*EXERCISE:* Reproduce all of the material exactly as shown.
===== SUPPLIED DATA
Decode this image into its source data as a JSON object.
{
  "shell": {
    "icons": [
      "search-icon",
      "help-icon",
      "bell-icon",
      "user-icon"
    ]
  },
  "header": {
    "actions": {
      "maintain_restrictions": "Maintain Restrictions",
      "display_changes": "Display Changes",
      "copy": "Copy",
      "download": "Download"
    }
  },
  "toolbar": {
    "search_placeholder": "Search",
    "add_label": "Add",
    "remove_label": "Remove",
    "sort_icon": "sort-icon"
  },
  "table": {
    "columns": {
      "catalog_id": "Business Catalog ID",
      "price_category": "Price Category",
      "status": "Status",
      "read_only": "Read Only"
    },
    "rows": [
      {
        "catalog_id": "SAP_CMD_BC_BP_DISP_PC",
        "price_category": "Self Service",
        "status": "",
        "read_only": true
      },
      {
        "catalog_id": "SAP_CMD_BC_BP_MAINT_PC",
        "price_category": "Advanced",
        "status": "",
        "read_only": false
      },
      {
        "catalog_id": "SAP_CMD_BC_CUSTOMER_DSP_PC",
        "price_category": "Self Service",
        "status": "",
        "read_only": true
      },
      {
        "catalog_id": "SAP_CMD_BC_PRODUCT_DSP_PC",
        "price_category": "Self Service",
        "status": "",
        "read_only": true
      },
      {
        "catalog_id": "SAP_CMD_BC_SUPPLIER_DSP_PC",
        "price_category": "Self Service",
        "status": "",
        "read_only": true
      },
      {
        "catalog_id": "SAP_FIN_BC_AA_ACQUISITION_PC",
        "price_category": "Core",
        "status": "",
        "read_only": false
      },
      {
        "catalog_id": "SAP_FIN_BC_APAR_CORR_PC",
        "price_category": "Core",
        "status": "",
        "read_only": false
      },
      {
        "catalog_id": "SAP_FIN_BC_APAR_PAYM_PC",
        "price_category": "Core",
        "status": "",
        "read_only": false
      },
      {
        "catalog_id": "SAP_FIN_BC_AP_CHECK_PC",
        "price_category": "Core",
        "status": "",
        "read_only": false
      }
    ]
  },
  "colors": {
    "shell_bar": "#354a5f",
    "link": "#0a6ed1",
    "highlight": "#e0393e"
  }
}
==========
*CORRECT ANSWER:*
Decode this image into its source data as a JSON object.
{
  "shell": {
    "icons": [
      "search-icon",
      "help-icon",
      "bell-icon",
      "user-icon"
    ]
  },
  "header": {
    "actions": {
      "maintain_restrictions": "Maintain Restrictions",
      "display_changes": "Display Changes",
      "copy": "Copy",
      "download": "Download"
    }
  },
  "toolbar": {
    "search_placeholder": "Search",
    "add_label": "Add",
    "remove_label": "Remove",
    "sort_icon": "sort-icon"
  },
  "table": {
    "columns": {
      "catalog_id": "Business Catalog ID",
      "price_category": "Price Category",
      "status": "Status",
      "read_only": "Read Only"
    },
    "rows": [
      {
        "catalog_id": "SAP_CMD_BC_BP_DISP_PC",
        "price_category": "Self Service",
        "status": "",
        "read_only": true
      },
      {
        "catalog_id": "SAP_CMD_BC_BP_MAINT_PC",
        "price_category": "Advanced",
        "status": "",
        "read_only": false
      },
      {
        "catalog_id": "SAP_CMD_BC_CUSTOMER_DSP_PC",
        "price_category": "Self Service",
        "status": "",
        "read_only": true
      },
      {
        "catalog_id": "SAP_CMD_BC_PRODUCT_DSP_PC",
        "price_category": "Self Service",
        "status": "",
        "read_only": true
      },
      {
        "catalog_id": "SAP_CMD_BC_SUPPLIER_DSP_PC",
        "price_category": "Self Service",
        "status": "",
        "read_only": true
      },
      {
        "catalog_id": "SAP_FIN_BC_AA_ACQUISITION_PC",
        "price_category": "Core",
        "status": "",
        "read_only": false
      },
      {
        "catalog_id": "SAP_FIN_BC_APAR_CORR_PC",
        "price_category": "Core",
        "status": "",
        "read_only": false
      },
      {
        "catalog_id": "SAP_FIN_BC_APAR_PAYM_PC",
        "price_category": "Core",
        "status": "",
        "read_only": false
      },
      {
        "catalog_id": "SAP_FIN_BC_AP_CHECK_PC",
        "price_category": "Core",
        "status": "",
        "read_only": false
      }
    ]
  },
  "colors": {
    "shell_bar": "#354a5f",
    "link": "#0a6ed1",
    "highlight": "#e0393e"
  }
}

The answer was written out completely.